Goal: Tally the lines containing "this" and report the number alone.

== Records for the exercise ==

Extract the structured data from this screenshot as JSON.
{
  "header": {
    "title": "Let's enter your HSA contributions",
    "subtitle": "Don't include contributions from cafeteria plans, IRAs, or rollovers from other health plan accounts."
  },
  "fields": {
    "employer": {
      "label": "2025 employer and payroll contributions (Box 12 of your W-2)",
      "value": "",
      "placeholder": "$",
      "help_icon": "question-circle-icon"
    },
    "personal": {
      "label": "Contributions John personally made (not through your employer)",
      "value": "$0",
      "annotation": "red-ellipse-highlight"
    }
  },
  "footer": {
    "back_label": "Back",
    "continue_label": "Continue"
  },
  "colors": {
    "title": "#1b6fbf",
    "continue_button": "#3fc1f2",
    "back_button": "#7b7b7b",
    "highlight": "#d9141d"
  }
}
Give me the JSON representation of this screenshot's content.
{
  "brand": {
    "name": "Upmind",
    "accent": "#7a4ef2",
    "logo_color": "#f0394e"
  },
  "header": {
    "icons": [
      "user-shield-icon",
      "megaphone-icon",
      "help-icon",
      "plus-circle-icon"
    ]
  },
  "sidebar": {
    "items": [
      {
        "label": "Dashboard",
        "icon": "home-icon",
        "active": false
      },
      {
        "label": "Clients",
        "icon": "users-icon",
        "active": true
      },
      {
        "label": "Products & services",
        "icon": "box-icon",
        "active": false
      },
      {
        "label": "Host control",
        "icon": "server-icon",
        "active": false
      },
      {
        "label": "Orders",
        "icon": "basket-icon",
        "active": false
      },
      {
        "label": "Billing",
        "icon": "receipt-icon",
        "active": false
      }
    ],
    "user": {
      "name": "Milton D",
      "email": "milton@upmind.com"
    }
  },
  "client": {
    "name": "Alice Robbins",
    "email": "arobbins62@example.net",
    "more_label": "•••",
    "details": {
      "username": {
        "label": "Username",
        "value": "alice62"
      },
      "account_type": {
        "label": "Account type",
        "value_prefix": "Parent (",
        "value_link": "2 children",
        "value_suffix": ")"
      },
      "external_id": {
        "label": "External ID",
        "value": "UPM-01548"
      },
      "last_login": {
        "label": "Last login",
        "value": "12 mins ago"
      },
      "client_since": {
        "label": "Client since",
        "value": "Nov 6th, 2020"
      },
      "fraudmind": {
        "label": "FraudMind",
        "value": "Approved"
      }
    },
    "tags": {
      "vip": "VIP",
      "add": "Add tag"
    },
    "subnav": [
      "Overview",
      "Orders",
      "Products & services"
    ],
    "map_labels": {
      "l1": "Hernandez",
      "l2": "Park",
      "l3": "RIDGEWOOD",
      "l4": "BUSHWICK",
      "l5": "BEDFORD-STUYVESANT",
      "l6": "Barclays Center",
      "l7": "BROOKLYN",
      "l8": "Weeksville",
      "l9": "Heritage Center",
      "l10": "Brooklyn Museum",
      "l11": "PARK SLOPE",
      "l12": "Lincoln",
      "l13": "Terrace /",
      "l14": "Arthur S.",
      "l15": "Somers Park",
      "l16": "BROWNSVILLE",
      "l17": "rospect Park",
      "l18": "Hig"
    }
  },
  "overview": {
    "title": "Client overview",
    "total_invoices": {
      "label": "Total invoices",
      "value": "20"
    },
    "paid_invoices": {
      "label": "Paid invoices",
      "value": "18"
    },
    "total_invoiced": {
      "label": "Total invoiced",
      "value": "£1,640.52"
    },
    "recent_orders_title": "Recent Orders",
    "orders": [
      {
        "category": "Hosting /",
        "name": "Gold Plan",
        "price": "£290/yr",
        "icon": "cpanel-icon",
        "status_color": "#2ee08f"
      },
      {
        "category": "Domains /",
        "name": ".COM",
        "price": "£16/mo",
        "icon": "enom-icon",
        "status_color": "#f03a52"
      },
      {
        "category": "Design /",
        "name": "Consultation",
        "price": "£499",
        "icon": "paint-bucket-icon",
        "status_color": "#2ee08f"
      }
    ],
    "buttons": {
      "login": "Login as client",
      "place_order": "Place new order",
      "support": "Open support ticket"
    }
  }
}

===

The output: 2